Materials provided –

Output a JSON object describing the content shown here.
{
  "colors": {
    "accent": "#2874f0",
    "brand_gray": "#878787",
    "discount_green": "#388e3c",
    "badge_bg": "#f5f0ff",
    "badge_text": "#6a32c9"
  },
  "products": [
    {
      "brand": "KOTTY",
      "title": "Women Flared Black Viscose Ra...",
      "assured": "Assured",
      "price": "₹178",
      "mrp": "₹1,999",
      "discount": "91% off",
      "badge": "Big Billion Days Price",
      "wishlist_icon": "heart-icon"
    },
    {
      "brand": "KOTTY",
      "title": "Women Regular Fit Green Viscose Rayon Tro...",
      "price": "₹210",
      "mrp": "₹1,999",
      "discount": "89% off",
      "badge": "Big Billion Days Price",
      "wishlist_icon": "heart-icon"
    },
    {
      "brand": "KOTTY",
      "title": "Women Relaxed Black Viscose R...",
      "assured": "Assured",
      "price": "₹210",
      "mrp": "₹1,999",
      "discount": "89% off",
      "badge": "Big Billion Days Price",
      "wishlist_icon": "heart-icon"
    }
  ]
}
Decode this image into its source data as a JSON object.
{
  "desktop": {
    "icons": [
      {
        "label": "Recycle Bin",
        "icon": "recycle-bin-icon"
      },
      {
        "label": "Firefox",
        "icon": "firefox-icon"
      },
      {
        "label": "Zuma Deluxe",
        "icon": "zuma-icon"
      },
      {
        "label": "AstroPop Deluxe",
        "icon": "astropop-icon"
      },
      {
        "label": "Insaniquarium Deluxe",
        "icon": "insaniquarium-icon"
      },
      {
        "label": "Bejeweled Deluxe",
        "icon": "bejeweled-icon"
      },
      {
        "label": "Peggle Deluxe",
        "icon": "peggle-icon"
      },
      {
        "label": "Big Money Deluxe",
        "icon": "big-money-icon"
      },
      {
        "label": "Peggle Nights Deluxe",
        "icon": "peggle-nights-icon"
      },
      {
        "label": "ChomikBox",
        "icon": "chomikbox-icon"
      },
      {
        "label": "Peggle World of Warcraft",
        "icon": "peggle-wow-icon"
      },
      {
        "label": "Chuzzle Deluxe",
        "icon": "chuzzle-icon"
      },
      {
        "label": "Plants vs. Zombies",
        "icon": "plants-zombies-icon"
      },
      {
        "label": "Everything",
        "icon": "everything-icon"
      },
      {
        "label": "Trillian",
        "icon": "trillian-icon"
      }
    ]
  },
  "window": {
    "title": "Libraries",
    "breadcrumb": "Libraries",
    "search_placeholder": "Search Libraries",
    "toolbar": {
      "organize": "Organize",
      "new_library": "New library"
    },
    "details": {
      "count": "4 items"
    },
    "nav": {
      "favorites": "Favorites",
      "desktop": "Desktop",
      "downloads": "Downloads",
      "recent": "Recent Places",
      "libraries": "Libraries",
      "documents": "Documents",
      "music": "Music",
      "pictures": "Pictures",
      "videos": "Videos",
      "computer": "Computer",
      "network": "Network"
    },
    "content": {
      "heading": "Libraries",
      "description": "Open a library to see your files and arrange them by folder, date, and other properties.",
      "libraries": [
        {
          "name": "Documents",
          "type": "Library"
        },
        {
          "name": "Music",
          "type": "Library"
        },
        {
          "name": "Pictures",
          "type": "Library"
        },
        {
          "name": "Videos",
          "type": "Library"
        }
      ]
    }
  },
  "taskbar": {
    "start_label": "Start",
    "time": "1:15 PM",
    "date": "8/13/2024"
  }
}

Task goal – Above are the records. Copy every line in them holding "title".

Reply to the task –
      "title": "Women Flared Black Viscose Ra...",
      "title": "Women Regular Fit Green Viscose Rayon Tro...",
      "title": "Women Relaxed Black Viscose R...",
    "title": "Libraries",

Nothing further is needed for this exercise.